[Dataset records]
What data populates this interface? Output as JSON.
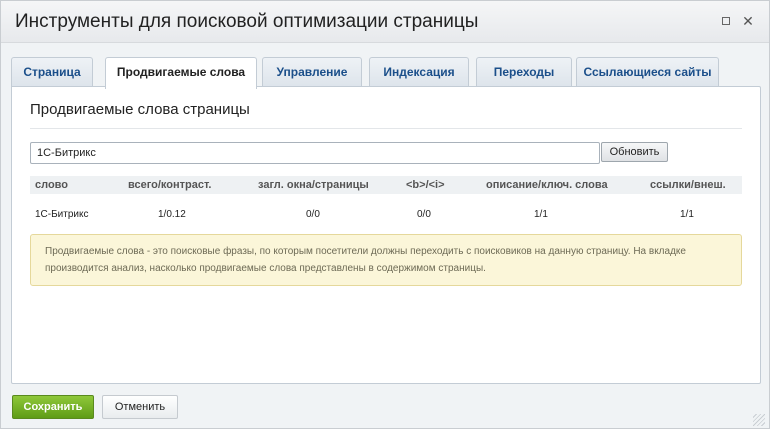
{
  "dialog": {
    "title": "Инструменты для поисковой оптимизации страницы"
  },
  "tabs": [
    {
      "label": "Страница"
    },
    {
      "label": "Продвигаемые слова"
    },
    {
      "label": "Управление"
    },
    {
      "label": "Индексация"
    },
    {
      "label": "Переходы"
    },
    {
      "label": "Ссылающиеся сайты"
    }
  ],
  "active_tab": "Продвигаемые слова",
  "panel": {
    "section_title": "Продвигаемые слова страницы",
    "keyword_input_value": "1С-Битрикс",
    "refresh_label": "Обновить",
    "columns": [
      "слово",
      "всего/контраст.",
      "загл. окна/страницы",
      "<b>/<i>",
      "описание/ключ. слова",
      "ссылки/внеш."
    ],
    "rows": [
      [
        "1С-Битрикс",
        "1/0.12",
        "0/0",
        "0/0",
        "1/1",
        "1/1"
      ]
    ],
    "note": "Продвигаемые слова - это поисковые фразы, по которым посетители должны переходить с поисковиков на данную страницу. На вкладке производится анализ, насколько продвигаемые слова представлены в содержимом страницы."
  },
  "footer": {
    "save_label": "Сохранить",
    "cancel_label": "Отменить"
  },
  "colors": {
    "accent_green": "#6aa61f",
    "tab_text": "#1b4f8a",
    "note_bg": "#fbf6d9"
  }
}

■ **WORK TO BE COMPLETED**
Report each line in the preceding entries that holds the string "страницы".

■ **WRITTEN SOLUTION**
    "title": "Инструменты для поисковой оптимизации страницы"
    "section_title": "Продвигаемые слова страницы",
      "загл. окна/страницы",
    "note": "Продвигаемые слова - это поисковые фразы, по которым посетители должны переходить с поисковиков на данную страницу. На вкладке производится анализ, насколько продвигаемые слова представлены в содержимом страницы."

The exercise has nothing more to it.